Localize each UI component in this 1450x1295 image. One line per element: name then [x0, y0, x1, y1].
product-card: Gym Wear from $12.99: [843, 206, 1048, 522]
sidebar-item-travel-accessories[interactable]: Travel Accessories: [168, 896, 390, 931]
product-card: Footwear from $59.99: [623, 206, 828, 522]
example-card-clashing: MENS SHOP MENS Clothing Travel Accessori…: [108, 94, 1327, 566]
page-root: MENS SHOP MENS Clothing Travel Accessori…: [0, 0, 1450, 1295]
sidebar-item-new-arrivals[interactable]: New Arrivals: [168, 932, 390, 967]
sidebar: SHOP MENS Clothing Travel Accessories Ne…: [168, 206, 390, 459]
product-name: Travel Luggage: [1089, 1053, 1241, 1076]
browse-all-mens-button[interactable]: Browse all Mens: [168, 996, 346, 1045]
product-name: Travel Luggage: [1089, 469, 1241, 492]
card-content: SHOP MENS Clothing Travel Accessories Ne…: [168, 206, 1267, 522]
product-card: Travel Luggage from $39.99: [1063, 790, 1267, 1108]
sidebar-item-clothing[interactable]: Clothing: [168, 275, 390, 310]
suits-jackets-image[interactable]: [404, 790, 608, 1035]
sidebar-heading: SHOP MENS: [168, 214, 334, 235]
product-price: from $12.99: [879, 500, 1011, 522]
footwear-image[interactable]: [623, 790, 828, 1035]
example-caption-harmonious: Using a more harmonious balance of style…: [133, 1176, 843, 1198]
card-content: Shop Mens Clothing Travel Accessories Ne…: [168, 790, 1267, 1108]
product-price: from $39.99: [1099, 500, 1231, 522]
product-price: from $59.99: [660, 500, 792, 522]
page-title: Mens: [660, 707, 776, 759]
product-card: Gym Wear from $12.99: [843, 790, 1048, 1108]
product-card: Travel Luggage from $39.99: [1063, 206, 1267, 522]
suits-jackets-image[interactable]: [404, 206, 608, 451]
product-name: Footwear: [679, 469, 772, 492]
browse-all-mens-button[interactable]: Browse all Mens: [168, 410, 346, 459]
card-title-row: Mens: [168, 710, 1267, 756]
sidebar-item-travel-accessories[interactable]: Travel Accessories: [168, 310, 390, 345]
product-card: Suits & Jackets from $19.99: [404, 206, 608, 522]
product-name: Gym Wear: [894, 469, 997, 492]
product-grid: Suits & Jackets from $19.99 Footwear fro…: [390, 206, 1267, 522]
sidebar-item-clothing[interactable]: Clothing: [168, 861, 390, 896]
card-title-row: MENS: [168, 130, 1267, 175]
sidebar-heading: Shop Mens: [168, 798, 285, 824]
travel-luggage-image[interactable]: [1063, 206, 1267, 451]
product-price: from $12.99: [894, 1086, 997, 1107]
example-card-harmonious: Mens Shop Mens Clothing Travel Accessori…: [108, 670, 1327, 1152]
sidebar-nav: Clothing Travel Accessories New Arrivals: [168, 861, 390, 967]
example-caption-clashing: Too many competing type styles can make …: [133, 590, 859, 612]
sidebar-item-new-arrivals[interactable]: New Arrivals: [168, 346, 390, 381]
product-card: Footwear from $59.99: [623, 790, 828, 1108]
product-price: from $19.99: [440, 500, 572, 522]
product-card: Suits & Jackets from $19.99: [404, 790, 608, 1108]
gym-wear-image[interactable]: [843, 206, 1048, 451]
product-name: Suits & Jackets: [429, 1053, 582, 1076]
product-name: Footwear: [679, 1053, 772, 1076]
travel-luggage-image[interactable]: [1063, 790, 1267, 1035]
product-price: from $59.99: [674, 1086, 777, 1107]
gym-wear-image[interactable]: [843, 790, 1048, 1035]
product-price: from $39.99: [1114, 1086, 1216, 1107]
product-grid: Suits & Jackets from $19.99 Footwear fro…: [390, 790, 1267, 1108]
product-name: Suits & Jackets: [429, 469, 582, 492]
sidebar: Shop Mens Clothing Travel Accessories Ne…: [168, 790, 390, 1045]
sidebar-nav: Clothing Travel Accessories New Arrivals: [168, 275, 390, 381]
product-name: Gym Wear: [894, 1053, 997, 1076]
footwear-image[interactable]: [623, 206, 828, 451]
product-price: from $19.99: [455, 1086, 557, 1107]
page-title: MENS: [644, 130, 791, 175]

* * *

Stated problem |
Copy the rows above word for word, from the first one through the line that contains "suits-jackets-image[interactable]: [404, 790, 608, 1035]".

Answer to this exercise |
Localize each UI component in this 1450x1295 image. One line per element: name then [x0, y0, x1, y1].
product-card: Gym Wear from $12.99: [843, 206, 1048, 522]
sidebar-item-travel-accessories[interactable]: Travel Accessories: [168, 896, 390, 931]
product-card: Footwear from $59.99: [623, 206, 828, 522]
example-card-clashing: MENS SHOP MENS Clothing Travel Accessori…: [108, 94, 1327, 566]
page-root: MENS SHOP MENS Clothing Travel Accessori…: [0, 0, 1450, 1295]
sidebar-item-new-arrivals[interactable]: New Arrivals: [168, 932, 390, 967]
sidebar: SHOP MENS Clothing Travel Accessories Ne…: [168, 206, 390, 459]
product-name: Travel Luggage: [1089, 1053, 1241, 1076]
browse-all-mens-button[interactable]: Browse all Mens: [168, 996, 346, 1045]
product-name: Travel Luggage: [1089, 469, 1241, 492]
card-content: SHOP MENS Clothing Travel Accessories Ne…: [168, 206, 1267, 522]
product-card: Travel Luggage from $39.99: [1063, 790, 1267, 1108]
sidebar-item-clothing[interactable]: Clothing: [168, 275, 390, 310]
suits-jackets-image[interactable]: [404, 790, 608, 1035]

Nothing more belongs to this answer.